(Extracts from a graphics dataset)
* * * *

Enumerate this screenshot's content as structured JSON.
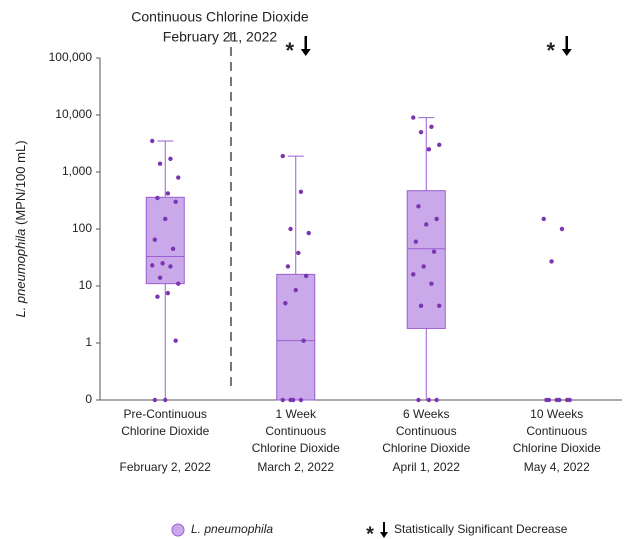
{
  "chart_data": {
    "type": "box",
    "ylabel": [
      "L. pneumophila",
      "(MPN/100 mL)"
    ],
    "log_scale": true,
    "ylim": [
      0,
      100000
    ],
    "yticks": [
      0,
      1,
      10,
      100,
      {
        "value": 1000,
        "label": "1,000"
      },
      {
        "value": 10000,
        "label": "10,000"
      },
      {
        "value": 100000,
        "label": "100,000"
      }
    ],
    "categories": [
      [
        "Pre-Continuous",
        "Chlorine Dioxide"
      ],
      [
        "1 Week",
        "Continuous",
        "Chlorine Dioxide"
      ],
      [
        "6 Weeks",
        "Continuous",
        "Chlorine Dioxide"
      ],
      [
        "10 Weeks",
        "Continuous",
        "Chlorine Dioxide"
      ]
    ],
    "dates": [
      "February 2, 2022",
      "March 2, 2022",
      "April 1, 2022",
      "May 4, 2022"
    ],
    "divider_annotation": [
      "Continuous Chlorine Dioxide",
      "February 21, 2022"
    ],
    "sig_marker": "*",
    "significant": [
      false,
      true,
      false,
      true
    ],
    "box_color": "#c9a9ea",
    "edge_color": "#9a5fd0",
    "point_color": "#7a35b0",
    "boxes": [
      {
        "q1": 11,
        "median": 33,
        "q3": 360,
        "whisker_low": 0,
        "whisker_high": 3500,
        "points": [
          3500,
          1700,
          1400,
          800,
          420,
          350,
          300,
          150,
          65,
          45,
          25,
          23,
          22,
          14,
          11,
          7.5,
          6.5,
          1.1,
          0,
          0
        ]
      },
      {
        "q1": 0,
        "median": 1.1,
        "q3": 16,
        "whisker_low": 0,
        "whisker_high": 1900,
        "points": [
          1900,
          450,
          100,
          85,
          38,
          22,
          15,
          8.5,
          5,
          1.1,
          0,
          0,
          0,
          0
        ]
      },
      {
        "q1": 1.8,
        "median": 45,
        "q3": 470,
        "whisker_low": 0,
        "whisker_high": 9000,
        "points": [
          9000,
          6200,
          5000,
          3000,
          2500,
          250,
          150,
          120,
          60,
          40,
          22,
          16,
          11,
          4.5,
          4.5,
          0,
          0,
          0
        ]
      },
      {
        "q1": null,
        "median": null,
        "q3": null,
        "whisker_low": null,
        "whisker_high": null,
        "points": [
          150,
          100,
          27,
          0,
          0,
          0,
          0,
          0,
          0
        ]
      }
    ],
    "legend": {
      "marker_label": "L. pneumophila",
      "sig_label": "Statistically Significant Decrease"
    }
  }
}
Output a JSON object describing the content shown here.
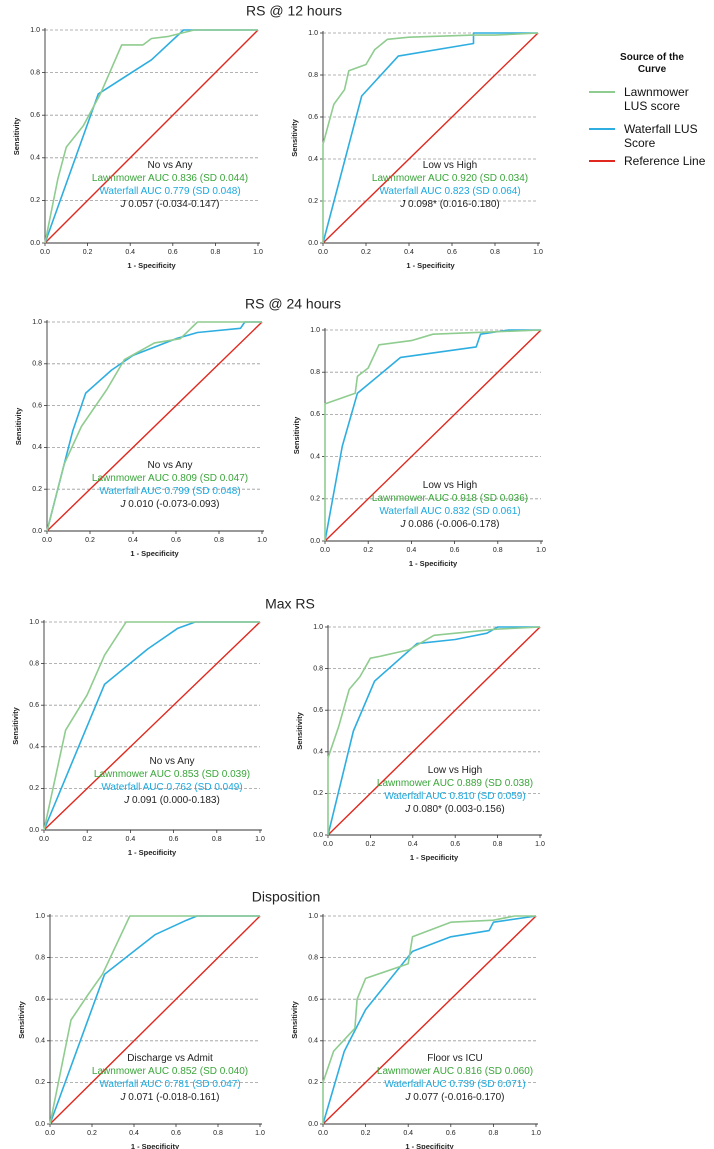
{
  "colors": {
    "lawnmower": "#8fcc8f",
    "waterfall": "#2eaee0",
    "reference": "#e0281e",
    "lawnmower_text": "#3aa53a",
    "waterfall_text": "#1ba9df",
    "text": "#222222",
    "grid": "#9a9a9a"
  },
  "legend": {
    "title_lines": [
      "Source of the",
      "Curve"
    ],
    "items": [
      {
        "key": "lawnmower",
        "lines": [
          "Lawnmower",
          "LUS score"
        ]
      },
      {
        "key": "waterfall",
        "lines": [
          "Waterfall LUS",
          "Score"
        ]
      },
      {
        "key": "reference",
        "lines": [
          "Reference Line"
        ]
      }
    ]
  },
  "rows": [
    {
      "title": "RS @ 12 hours"
    },
    {
      "title": "RS @ 24 hours"
    },
    {
      "title": "Max RS"
    },
    {
      "title": "Disposition"
    }
  ],
  "chart_data": [
    {
      "id": "rs12-no-vs-any",
      "type": "line",
      "row": 0,
      "col": 0,
      "xlabel": "1 - Specificity",
      "ylabel": "Sensitivity",
      "xlim": [
        0,
        1
      ],
      "ylim": [
        0,
        1
      ],
      "xticks": [
        "0.0",
        "0.2",
        "0.4",
        "0.6",
        "0.8",
        "1.0"
      ],
      "yticks": [
        "0.0",
        "0.2",
        "0.4",
        "0.6",
        "0.8",
        "1.0"
      ],
      "annotation": {
        "comparison": "No vs Any",
        "lawnmower": "Lawnmower AUC 0.836 (SD 0.044)",
        "waterfall": "Waterfall AUC 0.779 (SD 0.048)",
        "j": "0.057 (-0.034-0.147)"
      },
      "series": [
        {
          "name": "Lawnmower LUS score",
          "key": "lawnmower",
          "x": [
            0,
            0.06,
            0.1,
            0.18,
            0.26,
            0.36,
            0.46,
            0.5,
            0.58,
            0.7,
            1.0
          ],
          "y": [
            0,
            0.3,
            0.45,
            0.55,
            0.7,
            0.93,
            0.93,
            0.96,
            0.97,
            1.0,
            1.0
          ]
        },
        {
          "name": "Waterfall LUS Score",
          "key": "waterfall",
          "x": [
            0,
            0.25,
            0.5,
            0.65,
            0.7,
            1.0
          ],
          "y": [
            0,
            0.7,
            0.86,
            1.0,
            1.0,
            1.0
          ]
        },
        {
          "name": "Reference Line",
          "key": "reference",
          "x": [
            0,
            1
          ],
          "y": [
            0,
            1
          ]
        }
      ]
    },
    {
      "id": "rs12-low-vs-high",
      "type": "line",
      "row": 0,
      "col": 1,
      "xlabel": "1 - Specificity",
      "ylabel": "Sensitivity",
      "xlim": [
        0,
        1
      ],
      "ylim": [
        0,
        1
      ],
      "xticks": [
        "0.0",
        "0.2",
        "0.4",
        "0.6",
        "0.8",
        "1.0"
      ],
      "yticks": [
        "0.0",
        "0.2",
        "0.4",
        "0.6",
        "0.8",
        "1.0"
      ],
      "annotation": {
        "comparison": "Low vs High",
        "lawnmower": "Lawnmower AUC 0.920 (SD 0.034)",
        "waterfall": "Waterfall AUC 0.823 (SD 0.064)",
        "j": "0.098* (0.016-0.180)"
      },
      "series": [
        {
          "name": "Lawnmower LUS score",
          "key": "lawnmower",
          "x": [
            0,
            0.0,
            0.05,
            0.1,
            0.12,
            0.2,
            0.24,
            0.3,
            0.4,
            0.7,
            0.8,
            1.0
          ],
          "y": [
            0,
            0.47,
            0.66,
            0.73,
            0.82,
            0.85,
            0.92,
            0.97,
            0.98,
            0.99,
            0.99,
            1.0
          ]
        },
        {
          "name": "Waterfall LUS Score",
          "key": "waterfall",
          "x": [
            0,
            0.18,
            0.35,
            0.7,
            0.7,
            1.0
          ],
          "y": [
            0,
            0.7,
            0.89,
            0.95,
            1.0,
            1.0
          ]
        },
        {
          "name": "Reference Line",
          "key": "reference",
          "x": [
            0,
            1
          ],
          "y": [
            0,
            1
          ]
        }
      ]
    },
    {
      "id": "rs24-no-vs-any",
      "type": "line",
      "row": 1,
      "col": 0,
      "xlabel": "1 - Specificity",
      "ylabel": "Sensitivity",
      "xlim": [
        0,
        1
      ],
      "ylim": [
        0,
        1
      ],
      "xticks": [
        "0.0",
        "0.2",
        "0.4",
        "0.6",
        "0.8",
        "1.0"
      ],
      "yticks": [
        "0.0",
        "0.2",
        "0.4",
        "0.6",
        "0.8",
        "1.0"
      ],
      "annotation": {
        "comparison": "No vs Any",
        "lawnmower": "Lawnmower AUC 0.809 (SD 0.047)",
        "waterfall": "Waterfall AUC 0.799 (SD 0.048)",
        "j": "0.010 (-0.073-0.093)"
      },
      "series": [
        {
          "name": "Lawnmower LUS score",
          "key": "lawnmower",
          "x": [
            0,
            0.08,
            0.16,
            0.28,
            0.36,
            0.5,
            0.62,
            0.7,
            1.0
          ],
          "y": [
            0,
            0.32,
            0.5,
            0.68,
            0.82,
            0.9,
            0.92,
            1.0,
            1.0
          ]
        },
        {
          "name": "Waterfall LUS Score",
          "key": "waterfall",
          "x": [
            0,
            0.12,
            0.18,
            0.3,
            0.4,
            0.6,
            0.7,
            0.9,
            0.92,
            1.0
          ],
          "y": [
            0,
            0.48,
            0.66,
            0.77,
            0.84,
            0.92,
            0.95,
            0.97,
            1.0,
            1.0
          ]
        },
        {
          "name": "Reference Line",
          "key": "reference",
          "x": [
            0,
            1
          ],
          "y": [
            0,
            1
          ]
        }
      ]
    },
    {
      "id": "rs24-low-vs-high",
      "type": "line",
      "row": 1,
      "col": 1,
      "xlabel": "1 - Specificity",
      "ylabel": "Sensitivity",
      "xlim": [
        0,
        1
      ],
      "ylim": [
        0,
        1
      ],
      "xticks": [
        "0.0",
        "0.2",
        "0.4",
        "0.6",
        "0.8",
        "1.0"
      ],
      "yticks": [
        "0.0",
        "0.2",
        "0.4",
        "0.6",
        "0.8",
        "1.0"
      ],
      "annotation": {
        "comparison": "Low vs High",
        "lawnmower": "Lawnmower AUC 0.918 (SD 0.036)",
        "waterfall": "Waterfall AUC 0.832 (SD 0.061)",
        "j": "0.086 (-0.006-0.178)"
      },
      "series": [
        {
          "name": "Lawnmower LUS score",
          "key": "lawnmower",
          "x": [
            0,
            0.0,
            0.14,
            0.15,
            0.2,
            0.25,
            0.4,
            0.5,
            0.75,
            1.0
          ],
          "y": [
            0,
            0.65,
            0.7,
            0.78,
            0.82,
            0.93,
            0.95,
            0.98,
            0.99,
            1.0
          ]
        },
        {
          "name": "Waterfall LUS Score",
          "key": "waterfall",
          "x": [
            0,
            0.08,
            0.15,
            0.35,
            0.7,
            0.72,
            0.85,
            1.0
          ],
          "y": [
            0,
            0.45,
            0.7,
            0.87,
            0.92,
            0.98,
            1.0,
            1.0
          ]
        },
        {
          "name": "Reference Line",
          "key": "reference",
          "x": [
            0,
            1
          ],
          "y": [
            0,
            1
          ]
        }
      ]
    },
    {
      "id": "maxrs-no-vs-any",
      "type": "line",
      "row": 2,
      "col": 0,
      "xlabel": "1 - Specificity",
      "ylabel": "Sensitivity",
      "xlim": [
        0,
        1
      ],
      "ylim": [
        0,
        1
      ],
      "xticks": [
        "0.0",
        "0.2",
        "0.4",
        "0.6",
        "0.8",
        "1.0"
      ],
      "yticks": [
        "0.0",
        "0.2",
        "0.4",
        "0.6",
        "0.8",
        "1.0"
      ],
      "annotation": {
        "comparison": "No vs Any",
        "lawnmower": "Lawnmower AUC 0.853 (SD 0.039)",
        "waterfall": "Waterfall AUC 0.762 (SD 0.049)",
        "j": "0.091 (0.000-0.183)"
      },
      "series": [
        {
          "name": "Lawnmower LUS score",
          "key": "lawnmower",
          "x": [
            0,
            0.1,
            0.2,
            0.28,
            0.38,
            1.0
          ],
          "y": [
            0,
            0.48,
            0.65,
            0.84,
            1.0,
            1.0
          ]
        },
        {
          "name": "Waterfall LUS Score",
          "key": "waterfall",
          "x": [
            0,
            0.28,
            0.48,
            0.62,
            0.7,
            1.0
          ],
          "y": [
            0,
            0.7,
            0.87,
            0.97,
            1.0,
            1.0
          ]
        },
        {
          "name": "Reference Line",
          "key": "reference",
          "x": [
            0,
            1
          ],
          "y": [
            0,
            1
          ]
        }
      ]
    },
    {
      "id": "maxrs-low-vs-high",
      "type": "line",
      "row": 2,
      "col": 1,
      "xlabel": "1 - Specificity",
      "ylabel": "Sensitivity",
      "xlim": [
        0,
        1
      ],
      "ylim": [
        0,
        1
      ],
      "xticks": [
        "0.0",
        "0.2",
        "0.4",
        "0.6",
        "0.8",
        "1.0"
      ],
      "yticks": [
        "0.0",
        "0.2",
        "0.4",
        "0.6",
        "0.8",
        "1.0"
      ],
      "annotation": {
        "comparison": "Low vs High",
        "lawnmower": "Lawnmower AUC 0.889 (SD 0.038)",
        "waterfall": "Waterfall AUC 0.810 (SD 0.059)",
        "j": "0.080* (0.003-0.156)"
      },
      "series": [
        {
          "name": "Lawnmower LUS score",
          "key": "lawnmower",
          "x": [
            0,
            0.0,
            0.05,
            0.1,
            0.15,
            0.2,
            0.25,
            0.38,
            0.5,
            0.8,
            1.0
          ],
          "y": [
            0,
            0.37,
            0.52,
            0.7,
            0.76,
            0.85,
            0.86,
            0.89,
            0.96,
            0.99,
            1.0
          ]
        },
        {
          "name": "Waterfall LUS Score",
          "key": "waterfall",
          "x": [
            0,
            0.12,
            0.22,
            0.42,
            0.6,
            0.75,
            0.8,
            1.0
          ],
          "y": [
            0,
            0.5,
            0.74,
            0.92,
            0.94,
            0.97,
            1.0,
            1.0
          ]
        },
        {
          "name": "Reference Line",
          "key": "reference",
          "x": [
            0,
            1
          ],
          "y": [
            0,
            1
          ]
        }
      ]
    },
    {
      "id": "disp-discharge-vs-admit",
      "type": "line",
      "row": 3,
      "col": 0,
      "xlabel": "1 - Specificity",
      "ylabel": "Sensitivity",
      "xlim": [
        0,
        1
      ],
      "ylim": [
        0,
        1
      ],
      "xticks": [
        "0.0",
        "0.2",
        "0.4",
        "0.6",
        "0.8",
        "1.0"
      ],
      "yticks": [
        "0.0",
        "0.2",
        "0.4",
        "0.6",
        "0.8",
        "1.0"
      ],
      "annotation": {
        "comparison": "Discharge vs Admit",
        "lawnmower": "Lawnmower AUC 0.852 (SD 0.040)",
        "waterfall": "Waterfall AUC 0.781 (SD 0.047)",
        "j": "0.071 (-0.018-0.161)"
      },
      "series": [
        {
          "name": "Lawnmower LUS score",
          "key": "lawnmower",
          "x": [
            0,
            0.1,
            0.18,
            0.25,
            0.38,
            1.0
          ],
          "y": [
            0,
            0.5,
            0.62,
            0.72,
            1.0,
            1.0
          ]
        },
        {
          "name": "Waterfall LUS Score",
          "key": "waterfall",
          "x": [
            0,
            0.26,
            0.5,
            0.65,
            0.7,
            1.0
          ],
          "y": [
            0,
            0.72,
            0.91,
            0.98,
            1.0,
            1.0
          ]
        },
        {
          "name": "Reference Line",
          "key": "reference",
          "x": [
            0,
            1
          ],
          "y": [
            0,
            1
          ]
        }
      ]
    },
    {
      "id": "disp-floor-vs-icu",
      "type": "line",
      "row": 3,
      "col": 1,
      "xlabel": "1 - Specificity",
      "ylabel": "Sensitivity",
      "xlim": [
        0,
        1
      ],
      "ylim": [
        0,
        1
      ],
      "xticks": [
        "0.0",
        "0.2",
        "0.4",
        "0.6",
        "0.8",
        "1.0"
      ],
      "yticks": [
        "0.0",
        "0.2",
        "0.4",
        "0.6",
        "0.8",
        "1.0"
      ],
      "annotation": {
        "comparison": "Floor vs ICU",
        "lawnmower": "Lawnmower AUC 0.816 (SD 0.060)",
        "waterfall": "Waterfall AUC 0.739 (SD 0.071)",
        "j": "0.077 (-0.016-0.170)"
      },
      "series": [
        {
          "name": "Lawnmower LUS score",
          "key": "lawnmower",
          "x": [
            0,
            0.0,
            0.05,
            0.15,
            0.16,
            0.2,
            0.4,
            0.42,
            0.6,
            0.8,
            0.9,
            1.0
          ],
          "y": [
            0,
            0.2,
            0.35,
            0.46,
            0.6,
            0.7,
            0.77,
            0.9,
            0.97,
            0.98,
            1.0,
            1.0
          ]
        },
        {
          "name": "Waterfall LUS Score",
          "key": "waterfall",
          "x": [
            0,
            0.1,
            0.2,
            0.42,
            0.6,
            0.78,
            0.8,
            1.0
          ],
          "y": [
            0,
            0.35,
            0.55,
            0.83,
            0.9,
            0.93,
            0.97,
            1.0
          ]
        },
        {
          "name": "Reference Line",
          "key": "reference",
          "x": [
            0,
            1
          ],
          "y": [
            0,
            1
          ]
        }
      ]
    }
  ]
}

* * * *

◆ REQUIREMENTS ◆
Lines from the records above that hold "null" are the ones to list.

◆ THE RESPONSE ◆
        "q1": null,
        "median": null,
        "q3": null,
        "whisker_low": null,
        "whisker_high": null,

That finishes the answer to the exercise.